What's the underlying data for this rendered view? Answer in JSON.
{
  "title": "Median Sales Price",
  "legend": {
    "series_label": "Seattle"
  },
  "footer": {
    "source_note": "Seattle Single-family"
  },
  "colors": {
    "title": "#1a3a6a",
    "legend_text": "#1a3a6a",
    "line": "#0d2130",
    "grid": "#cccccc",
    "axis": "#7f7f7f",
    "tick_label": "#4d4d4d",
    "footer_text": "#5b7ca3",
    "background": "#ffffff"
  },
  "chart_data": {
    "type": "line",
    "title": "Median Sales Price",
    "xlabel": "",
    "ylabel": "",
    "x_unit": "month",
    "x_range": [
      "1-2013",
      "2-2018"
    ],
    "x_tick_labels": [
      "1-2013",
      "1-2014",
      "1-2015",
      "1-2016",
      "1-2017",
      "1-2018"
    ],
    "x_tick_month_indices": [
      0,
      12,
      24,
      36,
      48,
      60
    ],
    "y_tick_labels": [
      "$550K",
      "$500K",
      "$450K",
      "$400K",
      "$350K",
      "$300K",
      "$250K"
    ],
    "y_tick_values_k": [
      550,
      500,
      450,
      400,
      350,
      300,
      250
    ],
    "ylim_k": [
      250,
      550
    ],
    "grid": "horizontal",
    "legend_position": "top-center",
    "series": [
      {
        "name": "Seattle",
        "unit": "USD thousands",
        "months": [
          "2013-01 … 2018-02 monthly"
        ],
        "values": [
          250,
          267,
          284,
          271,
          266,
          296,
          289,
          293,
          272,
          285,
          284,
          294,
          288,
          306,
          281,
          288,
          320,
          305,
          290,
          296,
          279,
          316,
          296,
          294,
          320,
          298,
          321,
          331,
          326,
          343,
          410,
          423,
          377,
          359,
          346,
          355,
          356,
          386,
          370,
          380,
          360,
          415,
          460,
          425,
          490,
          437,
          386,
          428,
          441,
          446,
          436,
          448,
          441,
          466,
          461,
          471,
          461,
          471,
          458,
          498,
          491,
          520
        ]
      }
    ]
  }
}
+---+
→ Description of the task
Restate the data above word for word.

→ Exercise result
What's the underlying data for this rendered view? Answer in JSON.
{
  "title": "Median Sales Price",
  "legend": {
    "series_label": "Seattle"
  },
  "footer": {
    "source_note": "Seattle Single-family"
  },
  "colors": {
    "title": "#1a3a6a",
    "legend_text": "#1a3a6a",
    "line": "#0d2130",
    "grid": "#cccccc",
    "axis": "#7f7f7f",
    "tick_label": "#4d4d4d",
    "footer_text": "#5b7ca3",
    "background": "#ffffff"
  },
  "chart_data": {
    "type": "line",
    "title": "Median Sales Price",
    "xlabel": "",
    "ylabel": "",
    "x_unit": "month",
    "x_range": [
      "1-2013",
      "2-2018"
    ],
    "x_tick_labels": [
      "1-2013",
      "1-2014",
      "1-2015",
      "1-2016",
      "1-2017",
      "1-2018"
    ],
    "x_tick_month_indices": [
      0,
      12,
      24,
      36,
      48,
      60
    ],
    "y_tick_labels": [
      "$550K",
      "$500K",
      "$450K",
      "$400K",
      "$350K",
      "$300K",
      "$250K"
    ],
    "y_tick_values_k": [
      550,
      500,
      450,
      400,
      350,
      300,
      250
    ],
    "ylim_k": [
      250,
      550
    ],
    "grid": "horizontal",
    "legend_position": "top-center",
    "series": [
      {
        "name": "Seattle",
        "unit": "USD thousands",
        "months": [
          "2013-01 … 2018-02 monthly"
        ],
        "values": [
          250,
          267,
          284,
          271,
          266,
          296,
          289,
          293,
          272,
          285,
          284,
          294,
          288,
          306,
          281,
          288,
          320,
          305,
          290,
          296,
          279,
          316,
          296,
          294,
          320,
          298,
          321,
          331,
          326,
          343,
          410,
          423,
          377,
          359,
          346,
          355,
          356,
          386,
          370,
          380,
          360,
          415,
          460,
          425,
          490,
          437,
          386,
          428,
          441,
          446,
          436,
          448,
          441,
          466,
          461,
          471,
          461,
          471,
          458,
          498,
          491,
          520
        ]
      }
    ]
  }
}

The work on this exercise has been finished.